TASK LIST =
1 - In the profile of Ariona Cook, rewrite the part that opens with the words "Today, Ariona is" and closes with "expansion in Kansas.", switching "lawmakers" to "legislators".
2 - According to the profile of Ariona Cook, what did Medicaid cover for her from age 15 to 19?

EXERCISE TEXT =
════════════════════
Lending Her Voice: A Kansas Story of Survival, Care, and Speaking Truth
Ariona Cook has never been afraid to use her voice to speak up for those around her. Raised in Marysville, Kansas, and now a third-year public policy student at Duke University, Ariona (“Ari”) is known back home as a force.
She’s been called outspoken, bold, relentless. And she agrees, not out of arrogance, but because she knows what it’s taken to survive. “I’ve never shied away from giving my opinion,” she said. “And people respect that. I care. I’ve lived it.”
Growing Up in the Gap
Ari’s father struggled with health issues, and while the details were often spoken in code or whispers, she still remembers the undertone: worries about medical debt, debates about whether to go to the doctor, the quiet calculus of what their family could afford.
At around 12 years old, she remembers being sat beside her mom at the local Department for Children and Families (DCF) office while her mother filled out a Medicaid application on her behalf. A few years later, after becoming judicially emancipated at age 15, Ari had to apply for Medicaid on her own. From 15 to 19, the program covered everything: therapy, physicals, glasses, prescriptions.
It wasn’t until she moved to North Carolina for college and switched to student insurance that she fully realized how much Medicaid had carried, and how much people take for granted when they’ve never had to navigate those systems themselves.
What Ari understands now, and wishes more people did, is that qualifying for Medicaid, while often viewed through a lens of stigma, is also a kind of privilege. It’s a resource that not everyone can access, even when they need it. “I only got it because I met the right criteria at the right time,” she said. “Not because I was any more deserving than someone else.”
Her experience with Medicaid doesn’t define her. But it did light a fire in her and that fuels her voice, her advocacy, and her commitment to ensuring others aren’t left behind. For Ari, surviving the system isn’t the whole story. It’s what she’s doing with that survival that matters.

The Myth of the Deserving Poor
One of the most damaging parts of the public conversation around Medicaid isn’t policy. It’s perception.
“There’s this idea that you have to deserve help,” she said. “That if you’re poor, you have to prove you’re working hard enough or suffering enough to earn basic care. That’s where the stigma around programs like Medicaid and food stamps comes from.”
She learned quickly how brutal, and wrong, those narratives are. As a teenager applying for benefits, Ari often needed help just to understand the paperwork. Her boss at a local café sat with her to walk through forms. Her best friend’s grandmother offered rides and support. “It was a patchwork of help,” she said. “I got through because people around me showed up.”
But not everyone has that.
“Some people don’t even know how to apply. Others face language barriers. Or fear. Or shame,” she said. “Access isn’t just about income. It’s about information, about support, about being seen as worthy of care.”
Today, Ariona is far from the DCF office in Marysville. But she still thinks about it often, especially when lawmakers debate, delay, or dismiss Medicaid expansion in Kansas.
════════════════════
Dataset items
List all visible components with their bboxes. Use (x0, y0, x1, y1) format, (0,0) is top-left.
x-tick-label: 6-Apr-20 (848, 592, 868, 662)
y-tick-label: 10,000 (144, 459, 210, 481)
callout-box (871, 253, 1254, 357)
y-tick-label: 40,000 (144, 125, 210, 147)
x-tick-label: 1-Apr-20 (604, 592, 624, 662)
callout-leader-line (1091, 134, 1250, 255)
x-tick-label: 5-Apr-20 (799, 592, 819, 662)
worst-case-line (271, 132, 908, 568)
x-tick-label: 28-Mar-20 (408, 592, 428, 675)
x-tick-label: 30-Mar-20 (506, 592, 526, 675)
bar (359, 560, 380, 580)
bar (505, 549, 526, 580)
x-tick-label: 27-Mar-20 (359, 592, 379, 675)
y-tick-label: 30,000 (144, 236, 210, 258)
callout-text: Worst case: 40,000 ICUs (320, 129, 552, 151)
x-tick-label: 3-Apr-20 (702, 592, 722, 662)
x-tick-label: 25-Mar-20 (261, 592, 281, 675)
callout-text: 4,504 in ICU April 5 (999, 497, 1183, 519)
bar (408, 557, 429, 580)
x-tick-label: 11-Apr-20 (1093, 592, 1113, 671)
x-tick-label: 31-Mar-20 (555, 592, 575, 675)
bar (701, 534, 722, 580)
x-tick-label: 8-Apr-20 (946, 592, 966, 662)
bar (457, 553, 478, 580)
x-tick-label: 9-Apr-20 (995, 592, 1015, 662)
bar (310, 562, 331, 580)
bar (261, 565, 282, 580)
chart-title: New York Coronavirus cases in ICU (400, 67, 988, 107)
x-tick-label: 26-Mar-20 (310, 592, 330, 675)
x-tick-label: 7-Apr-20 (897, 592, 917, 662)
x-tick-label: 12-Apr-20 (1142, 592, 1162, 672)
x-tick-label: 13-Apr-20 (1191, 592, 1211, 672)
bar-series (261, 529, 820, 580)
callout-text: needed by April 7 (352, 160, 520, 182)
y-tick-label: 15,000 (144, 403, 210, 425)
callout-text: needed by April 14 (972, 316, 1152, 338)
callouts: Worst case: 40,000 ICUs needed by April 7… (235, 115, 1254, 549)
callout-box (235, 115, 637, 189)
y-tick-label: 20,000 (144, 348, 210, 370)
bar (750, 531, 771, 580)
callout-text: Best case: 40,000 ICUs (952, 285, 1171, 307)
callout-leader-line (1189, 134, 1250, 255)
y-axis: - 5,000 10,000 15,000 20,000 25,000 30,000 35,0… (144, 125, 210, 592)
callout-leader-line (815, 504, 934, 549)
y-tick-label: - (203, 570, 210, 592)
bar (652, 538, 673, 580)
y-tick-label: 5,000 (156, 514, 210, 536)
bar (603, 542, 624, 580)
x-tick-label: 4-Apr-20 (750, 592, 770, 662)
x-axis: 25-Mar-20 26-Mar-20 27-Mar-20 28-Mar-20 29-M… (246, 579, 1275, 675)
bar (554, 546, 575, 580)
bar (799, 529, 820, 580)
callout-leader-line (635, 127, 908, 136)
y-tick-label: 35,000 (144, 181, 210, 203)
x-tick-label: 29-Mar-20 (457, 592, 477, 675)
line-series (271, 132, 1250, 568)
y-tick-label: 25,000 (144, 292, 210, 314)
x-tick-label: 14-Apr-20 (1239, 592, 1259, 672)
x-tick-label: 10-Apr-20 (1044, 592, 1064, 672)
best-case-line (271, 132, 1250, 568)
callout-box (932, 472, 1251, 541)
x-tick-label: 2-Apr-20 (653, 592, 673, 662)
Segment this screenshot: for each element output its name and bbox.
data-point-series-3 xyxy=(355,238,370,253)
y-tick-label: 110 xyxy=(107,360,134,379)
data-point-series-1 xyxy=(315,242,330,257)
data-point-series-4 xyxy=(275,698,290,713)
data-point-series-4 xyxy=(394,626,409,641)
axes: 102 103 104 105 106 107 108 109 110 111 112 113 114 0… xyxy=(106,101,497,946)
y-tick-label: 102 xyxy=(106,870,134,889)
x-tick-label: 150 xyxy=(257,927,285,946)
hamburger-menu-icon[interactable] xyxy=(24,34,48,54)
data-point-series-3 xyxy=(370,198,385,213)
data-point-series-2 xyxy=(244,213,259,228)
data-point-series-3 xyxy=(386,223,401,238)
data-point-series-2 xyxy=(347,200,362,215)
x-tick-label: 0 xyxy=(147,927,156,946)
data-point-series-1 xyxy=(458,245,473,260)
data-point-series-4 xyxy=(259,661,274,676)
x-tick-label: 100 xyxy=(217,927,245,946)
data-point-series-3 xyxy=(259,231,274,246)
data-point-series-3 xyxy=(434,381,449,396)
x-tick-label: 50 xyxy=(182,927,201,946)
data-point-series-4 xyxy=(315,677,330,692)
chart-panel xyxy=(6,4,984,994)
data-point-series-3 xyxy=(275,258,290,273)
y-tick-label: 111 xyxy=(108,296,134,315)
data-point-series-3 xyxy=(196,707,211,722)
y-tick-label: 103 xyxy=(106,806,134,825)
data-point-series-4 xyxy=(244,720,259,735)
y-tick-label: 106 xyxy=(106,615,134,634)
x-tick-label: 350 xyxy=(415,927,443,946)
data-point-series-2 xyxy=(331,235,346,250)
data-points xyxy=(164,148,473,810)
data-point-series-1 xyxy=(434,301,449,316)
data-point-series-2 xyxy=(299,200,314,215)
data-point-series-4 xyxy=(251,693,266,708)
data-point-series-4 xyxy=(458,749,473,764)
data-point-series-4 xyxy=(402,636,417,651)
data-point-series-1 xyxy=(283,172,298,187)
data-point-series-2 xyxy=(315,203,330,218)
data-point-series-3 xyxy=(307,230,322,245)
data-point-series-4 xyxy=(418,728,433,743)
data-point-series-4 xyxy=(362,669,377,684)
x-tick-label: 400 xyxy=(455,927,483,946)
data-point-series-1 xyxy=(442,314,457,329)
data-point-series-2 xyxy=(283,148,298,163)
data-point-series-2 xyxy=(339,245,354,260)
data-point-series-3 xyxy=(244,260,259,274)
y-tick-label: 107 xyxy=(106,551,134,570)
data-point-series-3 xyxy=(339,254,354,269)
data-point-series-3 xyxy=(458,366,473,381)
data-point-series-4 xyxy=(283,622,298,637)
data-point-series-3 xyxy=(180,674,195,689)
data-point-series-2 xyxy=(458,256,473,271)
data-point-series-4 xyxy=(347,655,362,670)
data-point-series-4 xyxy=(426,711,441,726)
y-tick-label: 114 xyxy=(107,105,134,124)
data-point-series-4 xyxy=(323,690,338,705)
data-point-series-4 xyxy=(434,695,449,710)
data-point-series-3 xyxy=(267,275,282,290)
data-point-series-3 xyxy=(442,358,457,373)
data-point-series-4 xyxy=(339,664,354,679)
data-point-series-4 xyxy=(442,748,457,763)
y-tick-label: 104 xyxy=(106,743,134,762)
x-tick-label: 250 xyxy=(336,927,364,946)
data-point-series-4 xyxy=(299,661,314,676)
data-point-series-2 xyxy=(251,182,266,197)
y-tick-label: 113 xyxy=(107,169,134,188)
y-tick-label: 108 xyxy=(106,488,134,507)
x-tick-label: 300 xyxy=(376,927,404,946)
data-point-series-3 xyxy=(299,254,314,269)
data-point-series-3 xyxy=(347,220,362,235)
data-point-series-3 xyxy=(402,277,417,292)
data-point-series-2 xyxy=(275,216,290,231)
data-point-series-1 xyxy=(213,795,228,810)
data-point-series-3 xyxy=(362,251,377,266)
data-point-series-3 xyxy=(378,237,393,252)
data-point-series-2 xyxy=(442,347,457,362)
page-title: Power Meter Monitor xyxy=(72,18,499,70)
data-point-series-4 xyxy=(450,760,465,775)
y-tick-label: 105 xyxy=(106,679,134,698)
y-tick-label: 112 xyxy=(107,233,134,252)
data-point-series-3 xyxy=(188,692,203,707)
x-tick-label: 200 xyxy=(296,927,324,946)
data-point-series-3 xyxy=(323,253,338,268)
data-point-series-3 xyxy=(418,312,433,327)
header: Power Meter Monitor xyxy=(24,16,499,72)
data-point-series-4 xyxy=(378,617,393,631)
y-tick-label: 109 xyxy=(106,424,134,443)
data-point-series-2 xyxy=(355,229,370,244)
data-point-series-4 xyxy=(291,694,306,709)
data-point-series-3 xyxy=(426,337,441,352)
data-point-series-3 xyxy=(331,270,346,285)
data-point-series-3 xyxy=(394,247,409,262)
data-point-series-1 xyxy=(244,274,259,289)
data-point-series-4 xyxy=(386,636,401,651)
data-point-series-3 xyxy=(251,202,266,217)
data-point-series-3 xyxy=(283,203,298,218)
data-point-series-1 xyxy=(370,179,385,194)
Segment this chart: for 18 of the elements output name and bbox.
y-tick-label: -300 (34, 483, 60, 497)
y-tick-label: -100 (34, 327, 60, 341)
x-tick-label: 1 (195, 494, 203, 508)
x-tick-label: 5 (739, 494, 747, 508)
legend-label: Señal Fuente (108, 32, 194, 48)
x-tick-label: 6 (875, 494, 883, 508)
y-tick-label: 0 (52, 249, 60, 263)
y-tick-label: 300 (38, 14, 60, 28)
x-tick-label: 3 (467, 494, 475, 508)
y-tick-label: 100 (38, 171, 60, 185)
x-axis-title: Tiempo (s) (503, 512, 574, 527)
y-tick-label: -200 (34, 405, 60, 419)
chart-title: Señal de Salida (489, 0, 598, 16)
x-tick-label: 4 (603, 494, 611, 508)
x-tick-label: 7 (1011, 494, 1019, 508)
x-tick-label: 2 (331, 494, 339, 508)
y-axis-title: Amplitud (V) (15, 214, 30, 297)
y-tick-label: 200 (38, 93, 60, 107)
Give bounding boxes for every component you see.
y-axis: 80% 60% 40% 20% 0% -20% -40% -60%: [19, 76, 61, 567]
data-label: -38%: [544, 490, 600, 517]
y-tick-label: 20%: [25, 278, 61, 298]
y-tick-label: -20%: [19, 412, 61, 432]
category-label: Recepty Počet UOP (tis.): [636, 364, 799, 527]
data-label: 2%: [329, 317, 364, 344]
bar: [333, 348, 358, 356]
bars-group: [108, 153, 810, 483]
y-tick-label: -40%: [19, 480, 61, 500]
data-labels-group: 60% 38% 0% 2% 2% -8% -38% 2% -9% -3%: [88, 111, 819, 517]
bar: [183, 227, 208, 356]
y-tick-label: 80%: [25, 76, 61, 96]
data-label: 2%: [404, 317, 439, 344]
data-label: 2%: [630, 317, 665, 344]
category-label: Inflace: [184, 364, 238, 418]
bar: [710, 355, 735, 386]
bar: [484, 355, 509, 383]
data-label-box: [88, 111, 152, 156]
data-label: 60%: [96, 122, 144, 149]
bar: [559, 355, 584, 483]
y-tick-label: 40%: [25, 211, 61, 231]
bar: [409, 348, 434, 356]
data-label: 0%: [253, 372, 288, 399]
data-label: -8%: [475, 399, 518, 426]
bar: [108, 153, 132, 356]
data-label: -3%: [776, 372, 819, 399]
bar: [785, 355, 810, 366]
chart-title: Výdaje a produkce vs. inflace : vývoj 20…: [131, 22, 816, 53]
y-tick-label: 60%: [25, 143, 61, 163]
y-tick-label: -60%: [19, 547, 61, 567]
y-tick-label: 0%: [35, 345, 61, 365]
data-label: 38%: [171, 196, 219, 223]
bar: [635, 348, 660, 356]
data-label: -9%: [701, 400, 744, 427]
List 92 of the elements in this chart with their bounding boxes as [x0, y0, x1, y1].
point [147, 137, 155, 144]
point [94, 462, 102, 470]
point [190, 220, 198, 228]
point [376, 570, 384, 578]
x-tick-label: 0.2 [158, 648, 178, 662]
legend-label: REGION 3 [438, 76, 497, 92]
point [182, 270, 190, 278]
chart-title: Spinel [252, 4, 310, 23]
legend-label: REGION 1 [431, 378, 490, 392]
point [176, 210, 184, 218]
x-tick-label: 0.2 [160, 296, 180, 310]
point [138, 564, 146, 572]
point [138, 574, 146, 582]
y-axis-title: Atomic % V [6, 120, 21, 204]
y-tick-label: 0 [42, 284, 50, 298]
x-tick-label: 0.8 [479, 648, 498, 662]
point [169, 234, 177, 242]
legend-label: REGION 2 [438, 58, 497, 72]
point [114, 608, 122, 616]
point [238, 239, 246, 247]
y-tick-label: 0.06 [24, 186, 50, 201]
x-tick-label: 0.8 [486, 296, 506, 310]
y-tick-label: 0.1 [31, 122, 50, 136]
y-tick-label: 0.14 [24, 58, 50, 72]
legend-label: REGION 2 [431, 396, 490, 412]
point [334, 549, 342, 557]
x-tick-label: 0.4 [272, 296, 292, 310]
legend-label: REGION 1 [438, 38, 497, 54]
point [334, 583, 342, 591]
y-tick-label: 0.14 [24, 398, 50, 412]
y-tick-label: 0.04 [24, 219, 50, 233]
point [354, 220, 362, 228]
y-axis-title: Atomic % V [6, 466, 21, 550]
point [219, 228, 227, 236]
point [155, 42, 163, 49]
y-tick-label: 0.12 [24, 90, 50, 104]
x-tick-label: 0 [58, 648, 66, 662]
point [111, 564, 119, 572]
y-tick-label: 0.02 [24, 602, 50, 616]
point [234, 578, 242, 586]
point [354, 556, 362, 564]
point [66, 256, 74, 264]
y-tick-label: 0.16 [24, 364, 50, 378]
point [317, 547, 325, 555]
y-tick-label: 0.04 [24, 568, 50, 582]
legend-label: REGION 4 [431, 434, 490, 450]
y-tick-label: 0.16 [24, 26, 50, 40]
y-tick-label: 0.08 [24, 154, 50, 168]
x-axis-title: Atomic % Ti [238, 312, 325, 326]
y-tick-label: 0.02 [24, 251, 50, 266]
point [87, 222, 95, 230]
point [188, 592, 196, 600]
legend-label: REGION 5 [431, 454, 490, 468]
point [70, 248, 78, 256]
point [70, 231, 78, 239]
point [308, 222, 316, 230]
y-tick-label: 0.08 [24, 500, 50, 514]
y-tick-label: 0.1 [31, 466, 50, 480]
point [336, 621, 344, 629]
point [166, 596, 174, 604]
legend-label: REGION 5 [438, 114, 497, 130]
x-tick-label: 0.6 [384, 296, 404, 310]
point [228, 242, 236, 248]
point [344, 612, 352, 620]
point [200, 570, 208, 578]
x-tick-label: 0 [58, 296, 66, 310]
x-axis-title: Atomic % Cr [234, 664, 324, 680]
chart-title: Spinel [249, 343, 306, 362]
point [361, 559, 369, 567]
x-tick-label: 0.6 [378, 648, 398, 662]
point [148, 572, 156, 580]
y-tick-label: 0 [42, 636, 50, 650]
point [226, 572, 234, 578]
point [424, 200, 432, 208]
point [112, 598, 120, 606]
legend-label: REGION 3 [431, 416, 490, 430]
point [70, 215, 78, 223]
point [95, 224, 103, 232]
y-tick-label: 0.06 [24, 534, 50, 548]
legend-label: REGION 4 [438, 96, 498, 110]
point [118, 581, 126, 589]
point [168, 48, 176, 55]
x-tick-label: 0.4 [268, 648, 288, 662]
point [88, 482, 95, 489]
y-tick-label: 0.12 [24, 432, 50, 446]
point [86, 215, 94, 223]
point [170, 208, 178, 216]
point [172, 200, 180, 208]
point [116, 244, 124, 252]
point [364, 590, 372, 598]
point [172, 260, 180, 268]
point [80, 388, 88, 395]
════════════════════
RESPONSES FOR EACH TASK =
1 -
Today, Ariona is far from the DCF office in Marysville. But she still thinks about it often, especially when legislators debate, delay, or dismiss Medicaid expansion in Kansas.

2 - Therapy, physicals, glasses, prescriptions